EXERCISE GOAL:
Reproduce each line exactly.
[start of RECORD LIST]
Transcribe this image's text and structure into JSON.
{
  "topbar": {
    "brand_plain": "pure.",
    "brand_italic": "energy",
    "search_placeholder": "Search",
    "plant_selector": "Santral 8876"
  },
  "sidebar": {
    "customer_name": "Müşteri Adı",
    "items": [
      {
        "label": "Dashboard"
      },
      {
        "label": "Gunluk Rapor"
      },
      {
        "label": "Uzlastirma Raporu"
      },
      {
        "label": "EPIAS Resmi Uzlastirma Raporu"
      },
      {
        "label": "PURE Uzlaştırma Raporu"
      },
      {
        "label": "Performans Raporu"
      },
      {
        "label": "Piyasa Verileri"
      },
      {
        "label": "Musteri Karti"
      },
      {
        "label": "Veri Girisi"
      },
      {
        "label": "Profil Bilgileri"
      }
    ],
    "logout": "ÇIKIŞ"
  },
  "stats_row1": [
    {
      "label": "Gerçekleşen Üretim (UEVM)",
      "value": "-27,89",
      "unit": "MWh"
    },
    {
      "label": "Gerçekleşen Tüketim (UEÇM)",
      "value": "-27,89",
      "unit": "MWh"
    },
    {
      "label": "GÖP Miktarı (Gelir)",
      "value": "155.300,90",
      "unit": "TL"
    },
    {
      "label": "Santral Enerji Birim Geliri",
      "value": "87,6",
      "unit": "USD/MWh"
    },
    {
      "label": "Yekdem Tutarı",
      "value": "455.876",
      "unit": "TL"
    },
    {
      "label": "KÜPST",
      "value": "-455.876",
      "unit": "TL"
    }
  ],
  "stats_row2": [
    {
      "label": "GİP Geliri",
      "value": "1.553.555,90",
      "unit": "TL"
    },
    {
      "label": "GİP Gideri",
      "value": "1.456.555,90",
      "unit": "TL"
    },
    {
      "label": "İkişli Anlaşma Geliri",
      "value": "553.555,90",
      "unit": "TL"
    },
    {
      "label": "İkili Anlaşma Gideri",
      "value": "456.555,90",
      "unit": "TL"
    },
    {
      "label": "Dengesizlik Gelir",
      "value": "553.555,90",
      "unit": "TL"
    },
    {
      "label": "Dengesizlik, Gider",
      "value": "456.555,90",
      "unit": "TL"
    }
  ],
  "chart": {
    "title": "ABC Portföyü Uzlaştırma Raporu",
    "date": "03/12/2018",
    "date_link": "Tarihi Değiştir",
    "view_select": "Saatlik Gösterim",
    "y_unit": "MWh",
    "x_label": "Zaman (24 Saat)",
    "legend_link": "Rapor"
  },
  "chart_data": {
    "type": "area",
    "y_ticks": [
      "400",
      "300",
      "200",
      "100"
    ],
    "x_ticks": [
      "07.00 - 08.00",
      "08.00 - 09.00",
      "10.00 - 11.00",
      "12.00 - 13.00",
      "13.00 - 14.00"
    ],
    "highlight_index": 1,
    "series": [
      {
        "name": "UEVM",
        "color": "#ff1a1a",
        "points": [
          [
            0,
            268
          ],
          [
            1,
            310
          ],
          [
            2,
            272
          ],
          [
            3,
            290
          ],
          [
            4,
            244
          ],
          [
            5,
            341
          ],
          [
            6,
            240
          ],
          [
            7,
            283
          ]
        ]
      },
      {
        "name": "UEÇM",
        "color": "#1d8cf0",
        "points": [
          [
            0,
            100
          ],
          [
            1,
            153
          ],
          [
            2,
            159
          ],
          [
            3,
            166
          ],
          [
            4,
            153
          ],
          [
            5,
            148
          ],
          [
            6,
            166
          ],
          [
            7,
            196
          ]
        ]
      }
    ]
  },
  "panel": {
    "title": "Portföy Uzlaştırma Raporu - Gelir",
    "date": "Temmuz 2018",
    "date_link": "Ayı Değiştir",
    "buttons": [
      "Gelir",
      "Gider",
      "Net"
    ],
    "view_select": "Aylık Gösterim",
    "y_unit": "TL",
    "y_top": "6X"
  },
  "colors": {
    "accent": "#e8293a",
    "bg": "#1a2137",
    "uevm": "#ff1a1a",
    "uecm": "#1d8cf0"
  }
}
[end of RECORD LIST]
OUTPUT FOR THIS TASK:
Transcribe this image's text and structure into JSON.
{
  "topbar": {
    "brand_plain": "pure.",
    "brand_italic": "energy",
    "search_placeholder": "Search",
    "plant_selector": "Santral 8876"
  },
  "sidebar": {
    "customer_name": "Müşteri Adı",
    "items": [
      {
        "label": "Dashboard"
      },
      {
        "label": "Gunluk Rapor"
      },
      {
        "label": "Uzlastirma Raporu"
      },
      {
        "label": "EPIAS Resmi Uzlastirma Raporu"
      },
      {
        "label": "PURE Uzlaştırma Raporu"
      },
      {
        "label": "Performans Raporu"
      },
      {
        "label": "Piyasa Verileri"
      },
      {
        "label": "Musteri Karti"
      },
      {
        "label": "Veri Girisi"
      },
      {
        "label": "Profil Bilgileri"
      }
    ],
    "logout": "ÇIKIŞ"
  },
  "stats_row1": [
    {
      "label": "Gerçekleşen Üretim (UEVM)",
      "value": "-27,89",
      "unit": "MWh"
    },
    {
      "label": "Gerçekleşen Tüketim (UEÇM)",
      "value": "-27,89",
      "unit": "MWh"
    },
    {
      "label": "GÖP Miktarı (Gelir)",
      "value": "155.300,90",
      "unit": "TL"
    },
    {
      "label": "Santral Enerji Birim Geliri",
      "value": "87,6",
      "unit": "USD/MWh"
    },
    {
      "label": "Yekdem Tutarı",
      "value": "455.876",
      "unit": "TL"
    },
    {
      "label": "KÜPST",
      "value": "-455.876",
      "unit": "TL"
    }
  ],
  "stats_row2": [
    {
      "label": "GİP Geliri",
      "value": "1.553.555,90",
      "unit": "TL"
    },
    {
      "label": "GİP Gideri",
      "value": "1.456.555,90",
      "unit": "TL"
    },
    {
      "label": "İkişli Anlaşma Geliri",
      "value": "553.555,90",
      "unit": "TL"
    },
    {
      "label": "İkili Anlaşma Gideri",
      "value": "456.555,90",
      "unit": "TL"
    },
    {
      "label": "Dengesizlik Gelir",
      "value": "553.555,90",
      "unit": "TL"
    },
    {
      "label": "Dengesizlik, Gider",
      "value": "456.555,90",
      "unit": "TL"
    }
  ],
  "chart": {
    "title": "ABC Portföyü Uzlaştırma Raporu",
    "date": "03/12/2018",
    "date_link": "Tarihi Değiştir",
    "view_select": "Saatlik Gösterim",
    "y_unit": "MWh",
    "x_label": "Zaman (24 Saat)",
    "legend_link": "Rapor"
  },
  "chart_data": {
    "type": "area",
    "y_ticks": [
      "400",
      "300",
      "200",
      "100"
    ],
    "x_ticks": [
      "07.00 - 08.00",
      "08.00 - 09.00",
      "10.00 - 11.00",
      "12.00 - 13.00",
      "13.00 - 14.00"
    ],
    "highlight_index": 1,
    "series": [
      {
        "name": "UEVM",
        "color": "#ff1a1a",
        "points": [
          [
            0,
            268
          ],
          [
            1,
            310
          ],
          [
            2,
            272
          ],
          [
            3,
            290
          ],
          [
            4,
            244
          ],
          [
            5,
            341
          ],
          [
            6,
            240
          ],
          [
            7,
            283
          ]
        ]
      },
      {
        "name": "UEÇM",
        "color": "#1d8cf0",
        "points": [
          [
            0,
            100
          ],
          [
            1,
            153
          ],
          [
            2,
            159
          ],
          [
            3,
            166
          ],
          [
            4,
            153
          ],
          [
            5,
            148
          ],
          [
            6,
            166
          ],
          [
            7,
            196
          ]
        ]
      }
    ]
  },
  "panel": {
    "title": "Portföy Uzlaştırma Raporu - Gelir",
    "date": "Temmuz 2018",
    "date_link": "Ayı Değiştir",
    "buttons": [
      "Gelir",
      "Gider",
      "Net"
    ],
    "view_select": "Aylık Gösterim",
    "y_unit": "TL",
    "y_top": "6X"
  },
  "colors": {
    "accent": "#e8293a",
    "bg": "#1a2137",
    "uevm": "#ff1a1a",
    "uecm": "#1d8cf0"
  }
}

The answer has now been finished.